● **Dataset records**
━━━━━━━━━━━━━━━━
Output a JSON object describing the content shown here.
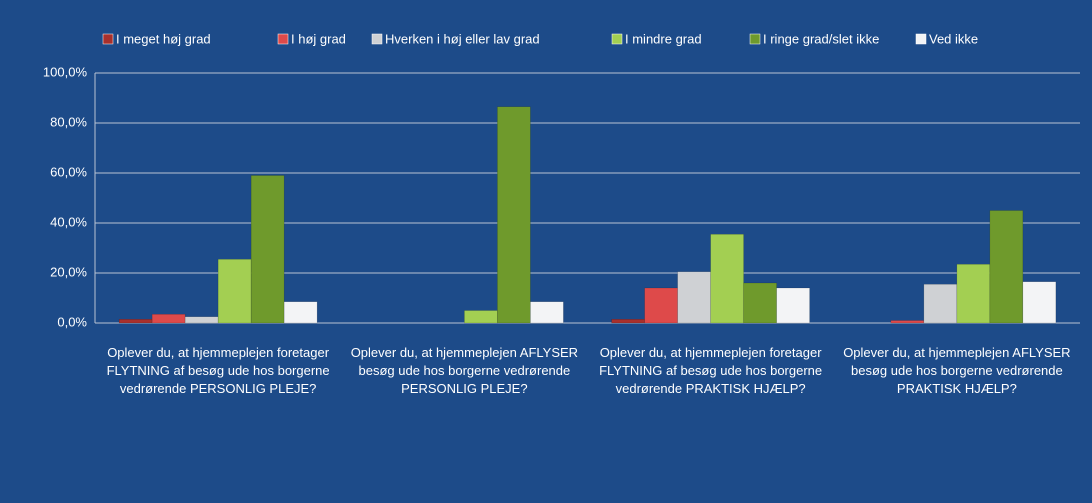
{
  "chart_data": {
    "type": "bar",
    "categories": [
      "Oplever du, at hjemmeplejen foretager FLYTNING  af besøg ude hos borgerne vedrørende PERSONLIG PLEJE?",
      "Oplever du, at hjemmeplejen AFLYSER besøg ude hos borgerne vedrørende PERSONLIG PLEJE?",
      "Oplever du, at hjemmeplejen foretager FLYTNING  af besøg ude hos borgerne vedrørende PRAKTISK HJÆLP?",
      "Oplever du, at hjemmeplejen AFLYSER besøg ude hos borgerne vedrørende PRAKTISK HJÆLP?"
    ],
    "series": [
      {
        "name": "I meget høj grad",
        "color": "#a8302c",
        "values": [
          1.5,
          0,
          1.5,
          0
        ]
      },
      {
        "name": "I høj grad",
        "color": "#de4a4a",
        "values": [
          3.5,
          0,
          14,
          1
        ]
      },
      {
        "name": "Hverken i høj eller lav grad",
        "color": "#cfd1d4",
        "values": [
          2.5,
          0,
          20.5,
          15.5
        ]
      },
      {
        "name": "I mindre grad",
        "color": "#a3cf52",
        "values": [
          25.5,
          5,
          35.5,
          23.5
        ]
      },
      {
        "name": "I ringe grad/slet ikke",
        "color": "#6f9a2c",
        "values": [
          59,
          86.5,
          16,
          45
        ]
      },
      {
        "name": "Ved ikke",
        "color": "#f3f4f6",
        "values": [
          8.5,
          8.5,
          14,
          16.5
        ]
      }
    ],
    "ylim": [
      0,
      100
    ],
    "yticks": [
      {
        "value": 0,
        "label": "0,0%"
      },
      {
        "value": 20,
        "label": "20,0%"
      },
      {
        "value": 40,
        "label": "40,0%"
      },
      {
        "value": 60,
        "label": "60,0%"
      },
      {
        "value": 80,
        "label": "80,0%"
      },
      {
        "value": 100,
        "label": "100,0%"
      }
    ],
    "grid": true
  }
}
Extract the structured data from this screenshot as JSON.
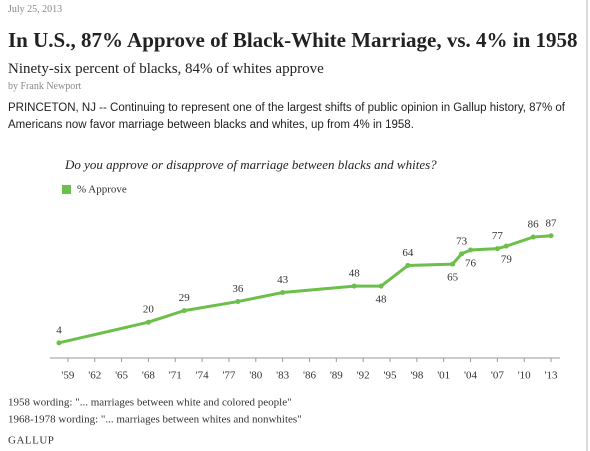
{
  "date": "July 25, 2013",
  "headline": "In U.S., 87% Approve of Black-White Marriage, vs. 4% in 1958",
  "subheadline": "Ninety-six percent of blacks, 84% of whites approve",
  "byline": "by Frank Newport",
  "lead": "PRINCETON, NJ -- Continuing to represent one of the largest shifts of public opinion in Gallup history, 87% of Americans now favor marriage between blacks and whites, up from 4% in 1958.",
  "chart_data": {
    "type": "line",
    "title": "Do you approve or disapprove of marriage between blacks and whites?",
    "x": [
      1958,
      1968,
      1972,
      1978,
      1983,
      1991,
      1994,
      1997,
      2002,
      2003,
      2004,
      2007,
      2008,
      2011,
      2013
    ],
    "series": [
      {
        "name": "% Approve",
        "color": "#6cbf4a",
        "values": [
          4,
          20,
          29,
          36,
          43,
          48,
          48,
          64,
          65,
          73,
          76,
          77,
          79,
          86,
          87
        ]
      }
    ],
    "xlim": [
      1957,
      2014
    ],
    "xticks": [
      {
        "value": 1959,
        "label": "'59"
      },
      {
        "value": 1962,
        "label": "'62"
      },
      {
        "value": 1965,
        "label": "'65"
      },
      {
        "value": 1968,
        "label": "'68"
      },
      {
        "value": 1971,
        "label": "'71"
      },
      {
        "value": 1974,
        "label": "'74"
      },
      {
        "value": 1977,
        "label": "'77"
      },
      {
        "value": 1980,
        "label": "'80"
      },
      {
        "value": 1983,
        "label": "'83"
      },
      {
        "value": 1986,
        "label": "'86"
      },
      {
        "value": 1989,
        "label": "'89"
      },
      {
        "value": 1992,
        "label": "'92"
      },
      {
        "value": 1995,
        "label": "'95"
      },
      {
        "value": 1998,
        "label": "'98"
      },
      {
        "value": 2001,
        "label": "'01"
      },
      {
        "value": 2004,
        "label": "'04"
      },
      {
        "value": 2007,
        "label": "'07"
      },
      {
        "value": 2010,
        "label": "'10"
      },
      {
        "value": 2013,
        "label": "'13"
      }
    ],
    "legend": "top-left",
    "notes": [
      "1958 wording: \"... marriages between white and colored people\"",
      "1968-1978 wording: \"... marriages between whites and nonwhites\""
    ],
    "source": "GALLUP"
  }
}
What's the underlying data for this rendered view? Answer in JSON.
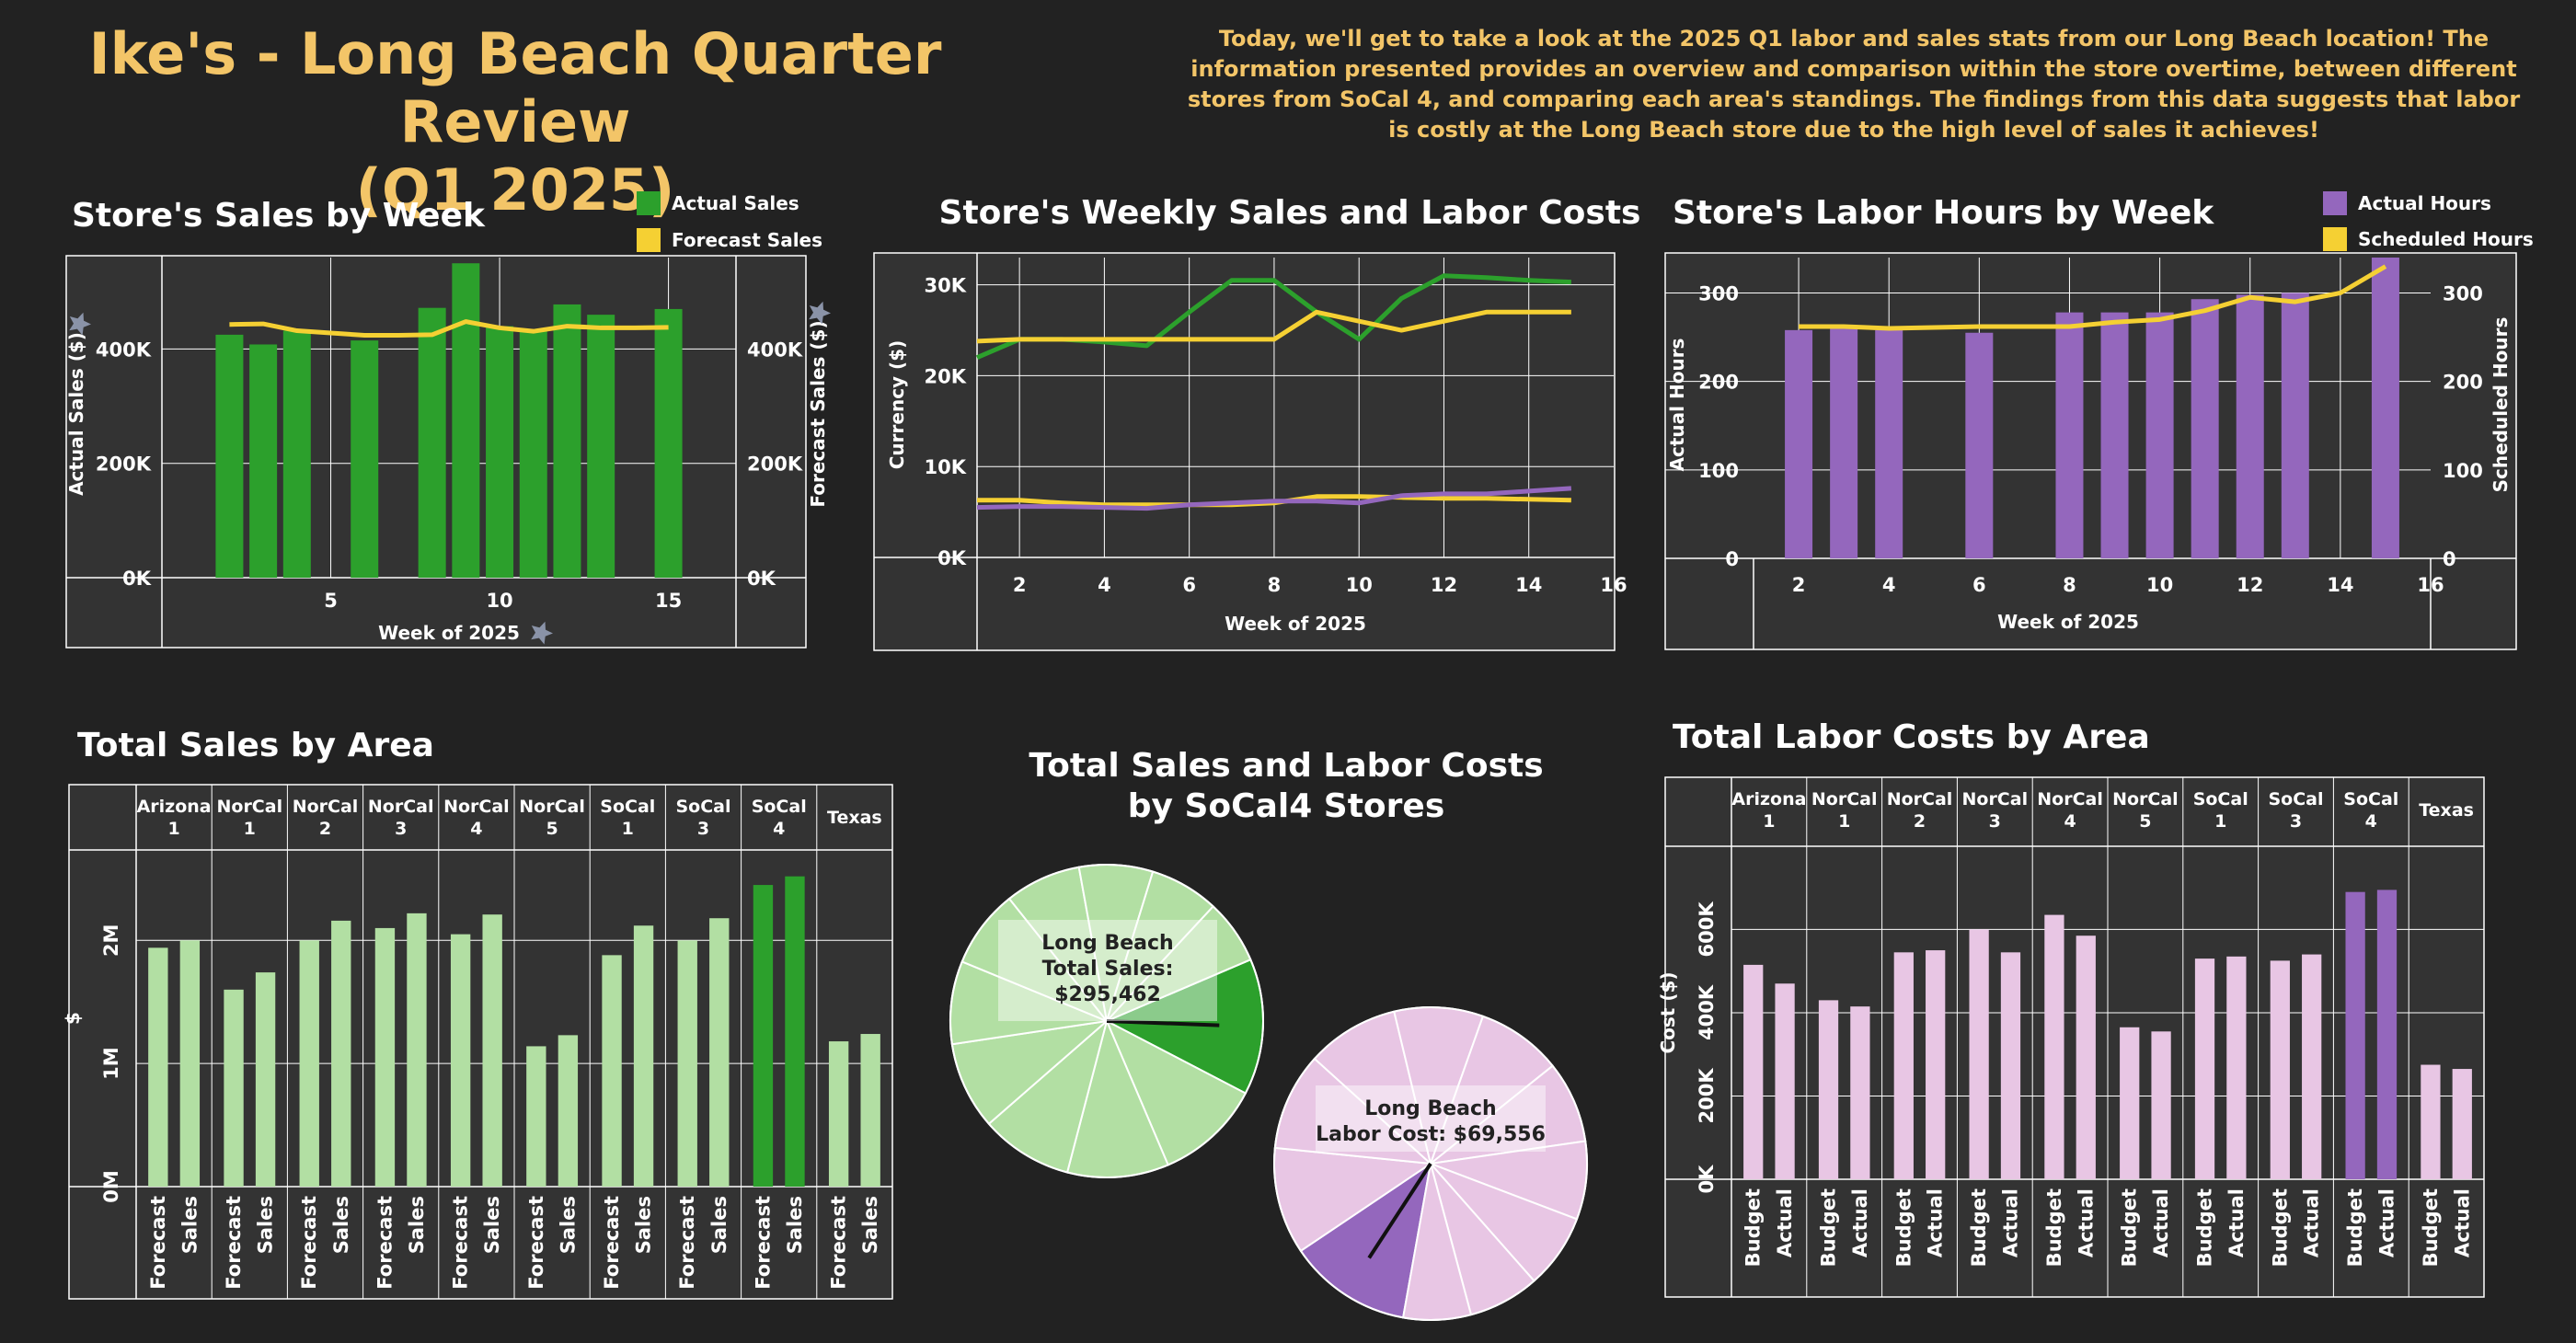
{
  "header": {
    "title_line1": "Ike's - Long Beach Quarter Review",
    "title_line2": "(Q1 2025)",
    "intro": "Today, we'll get to take a look at the 2025 Q1 labor and sales stats from our Long Beach location! The information presented provides an overview and comparison within the store overtime, between different stores from SoCal 4, and comparing each area's standings. The findings from this data suggests that labor is costly at the Long Beach store due to the high level of sales it achieves!"
  },
  "colors": {
    "background": "#222222",
    "panel": "#333333",
    "grid": "#ffffff",
    "title_accent": "#f3c568",
    "green": "#2ca02c",
    "light_green": "#b2dfa3",
    "gold": "#f5d033",
    "purple": "#9467bd",
    "light_purple": "#e8c6e4"
  },
  "chart_data": [
    {
      "id": "sales_by_week",
      "type": "bar",
      "title": "Store's Sales by Week",
      "xlabel": "Week of 2025",
      "ylabel": "Actual Sales ($)",
      "y2label": "Forecast Sales ($)",
      "xlim": [
        0,
        17
      ],
      "ylim": [
        0,
        560000
      ],
      "xticks": [
        5,
        10,
        15
      ],
      "xtick_labels": [
        "5",
        "10",
        "15"
      ],
      "yticks": [
        0,
        200000,
        400000
      ],
      "ytick_labels": [
        "0K",
        "200K",
        "400K"
      ],
      "legend": "top-right",
      "series": [
        {
          "name": "Actual Sales",
          "kind": "bar",
          "color": "#2ca02c",
          "x": [
            2,
            3,
            4,
            6,
            8,
            9,
            10,
            11,
            12,
            13,
            15
          ],
          "values": [
            425000,
            408000,
            432000,
            415000,
            472000,
            550000,
            440000,
            432000,
            478000,
            460000,
            470000
          ]
        },
        {
          "name": "Forecast Sales",
          "kind": "line",
          "color": "#f5d033",
          "x": [
            2,
            3,
            4,
            5,
            6,
            7,
            8,
            9,
            10,
            11,
            12,
            13,
            14,
            15
          ],
          "values": [
            443000,
            444000,
            432000,
            428000,
            424000,
            424000,
            425000,
            448000,
            437000,
            431000,
            440000,
            437000,
            437000,
            438000
          ]
        }
      ]
    },
    {
      "id": "weekly_sales_labor",
      "type": "line",
      "title": "Store's Weekly Sales and Labor Costs",
      "xlabel": "Week of 2025",
      "ylabel": "Currency ($)",
      "xlim": [
        1,
        16
      ],
      "ylim": [
        0,
        33000
      ],
      "xticks": [
        2,
        4,
        6,
        8,
        10,
        12,
        14,
        16
      ],
      "xtick_labels": [
        "2",
        "4",
        "6",
        "8",
        "10",
        "12",
        "14",
        "16"
      ],
      "yticks": [
        0,
        10000,
        20000,
        30000
      ],
      "ytick_labels": [
        "0K",
        "10K",
        "20K",
        "30K"
      ],
      "series": [
        {
          "color": "#2ca02c",
          "x": [
            1,
            2,
            3,
            4,
            5,
            6,
            7,
            8,
            9,
            10,
            11,
            12,
            13,
            14,
            15
          ],
          "values": [
            22000,
            24000,
            24000,
            23700,
            23300,
            27000,
            30500,
            30500,
            27000,
            24000,
            28500,
            31000,
            30800,
            30500,
            30300
          ]
        },
        {
          "color": "#f5d033",
          "x": [
            1,
            2,
            3,
            4,
            5,
            6,
            7,
            8,
            9,
            10,
            11,
            12,
            13,
            14,
            15
          ],
          "values": [
            23800,
            24000,
            24000,
            24000,
            24000,
            24000,
            24000,
            24000,
            27000,
            26000,
            25000,
            26000,
            27000,
            27000,
            27000
          ]
        },
        {
          "color": "#f5d033",
          "x": [
            1,
            2,
            3,
            4,
            5,
            6,
            7,
            8,
            9,
            10,
            11,
            12,
            13,
            14,
            15
          ],
          "values": [
            6300,
            6300,
            6000,
            5800,
            5800,
            5800,
            5800,
            6000,
            6700,
            6700,
            6600,
            6500,
            6500,
            6400,
            6300
          ]
        },
        {
          "color": "#9467bd",
          "x": [
            1,
            2,
            3,
            4,
            5,
            6,
            7,
            8,
            9,
            10,
            11,
            12,
            13,
            14,
            15
          ],
          "values": [
            5500,
            5600,
            5600,
            5500,
            5400,
            5800,
            6000,
            6200,
            6200,
            6000,
            6800,
            7000,
            7000,
            7300,
            7600
          ]
        }
      ]
    },
    {
      "id": "labor_hours_by_week",
      "type": "bar",
      "title": "Store's Labor Hours by Week",
      "xlabel": "Week of 2025",
      "ylabel": "Actual Hours",
      "y2label": "Scheduled Hours",
      "xlim": [
        1,
        16
      ],
      "ylim": [
        0,
        340
      ],
      "xticks": [
        2,
        4,
        6,
        8,
        10,
        12,
        14,
        16
      ],
      "xtick_labels": [
        "2",
        "4",
        "6",
        "8",
        "10",
        "12",
        "14",
        "16"
      ],
      "yticks": [
        0,
        100,
        200,
        300
      ],
      "ytick_labels": [
        "0",
        "100",
        "200",
        "300"
      ],
      "legend": "top-right",
      "series": [
        {
          "name": "Actual Hours",
          "kind": "bar",
          "color": "#9467bd",
          "x": [
            2,
            3,
            4,
            6,
            8,
            9,
            10,
            11,
            12,
            13,
            15
          ],
          "values": [
            258,
            262,
            258,
            255,
            278,
            278,
            278,
            293,
            298,
            300,
            340
          ]
        },
        {
          "name": "Scheduled Hours",
          "kind": "line",
          "color": "#f5d033",
          "x": [
            2,
            3,
            4,
            5,
            6,
            7,
            8,
            9,
            10,
            11,
            12,
            13,
            14,
            15
          ],
          "values": [
            262,
            262,
            260,
            261,
            262,
            262,
            262,
            267,
            270,
            280,
            295,
            290,
            300,
            330
          ]
        }
      ]
    },
    {
      "id": "total_sales_by_area",
      "type": "bar",
      "title": "Total Sales by Area",
      "ylabel": "$",
      "ylim": [
        0,
        2600000
      ],
      "yticks": [
        0,
        1000000,
        2000000
      ],
      "ytick_labels": [
        "0M",
        "1M",
        "2M"
      ],
      "groups": [
        "Arizona 1",
        "NorCal 1",
        "NorCal 2",
        "NorCal 3",
        "NorCal 4",
        "NorCal 5",
        "SoCal 1",
        "SoCal 3",
        "SoCal 4",
        "Texas"
      ],
      "subcategories": [
        "Forecast",
        "Sales"
      ],
      "highlight_group": "SoCal 4",
      "series": [
        {
          "name": "Forecast",
          "values": [
            1940000,
            1600000,
            2000000,
            2100000,
            2050000,
            1140000,
            1880000,
            2000000,
            2450000,
            1180000
          ]
        },
        {
          "name": "Sales",
          "values": [
            2000000,
            1740000,
            2160000,
            2220000,
            2210000,
            1230000,
            2120000,
            2180000,
            2520000,
            1240000
          ]
        }
      ]
    },
    {
      "id": "socal4_sales_pie",
      "type": "pie",
      "title": "Total Sales and Labor Costs by SoCal4 Stores",
      "label": "Long Beach Total Sales: $295,462",
      "highlight": "Long Beach",
      "slices": [
        295462,
        230000,
        220000,
        200000,
        190000,
        180000,
        170000,
        165000,
        160000,
        150000,
        140000
      ]
    },
    {
      "id": "socal4_labor_pie",
      "type": "pie",
      "label": "Long Beach Labor Cost: $69,556",
      "highlight": "Long Beach",
      "slices": [
        69556,
        60000,
        55000,
        52000,
        50000,
        48000,
        46000,
        44000,
        42000,
        40000,
        38000
      ]
    },
    {
      "id": "total_labor_by_area",
      "type": "bar",
      "title": "Total Labor Costs by Area",
      "ylabel": "Cost ($)",
      "ylim": [
        0,
        760000
      ],
      "yticks": [
        0,
        200000,
        400000,
        600000
      ],
      "ytick_labels": [
        "0K",
        "200K",
        "400K",
        "600K"
      ],
      "groups": [
        "Arizona 1",
        "NorCal 1",
        "NorCal 2",
        "NorCal 3",
        "NorCal 4",
        "NorCal 5",
        "SoCal 1",
        "SoCal 3",
        "SoCal 4",
        "Texas"
      ],
      "subcategories": [
        "Budget",
        "Actual"
      ],
      "highlight_group": "SoCal 4",
      "series": [
        {
          "name": "Budget",
          "values": [
            515000,
            430000,
            545000,
            600000,
            635000,
            365000,
            530000,
            525000,
            690000,
            275000
          ]
        },
        {
          "name": "Actual",
          "values": [
            470000,
            415000,
            550000,
            545000,
            585000,
            355000,
            535000,
            540000,
            695000,
            265000
          ]
        }
      ]
    }
  ]
}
━━━━━━━━━━━━━━━━
● **Problem**
From the data above, show each line that contains "AFLYSER".

● **Task result**
      "Oplever du, at hjemmeplejen AFLYSER besøg ude hos borgerne vedrørende PERSONLIG PLEJE?",
      "Oplever du, at hjemmeplejen AFLYSER besøg ude hos borgerne vedrørende PRAKTISK HJÆLP?"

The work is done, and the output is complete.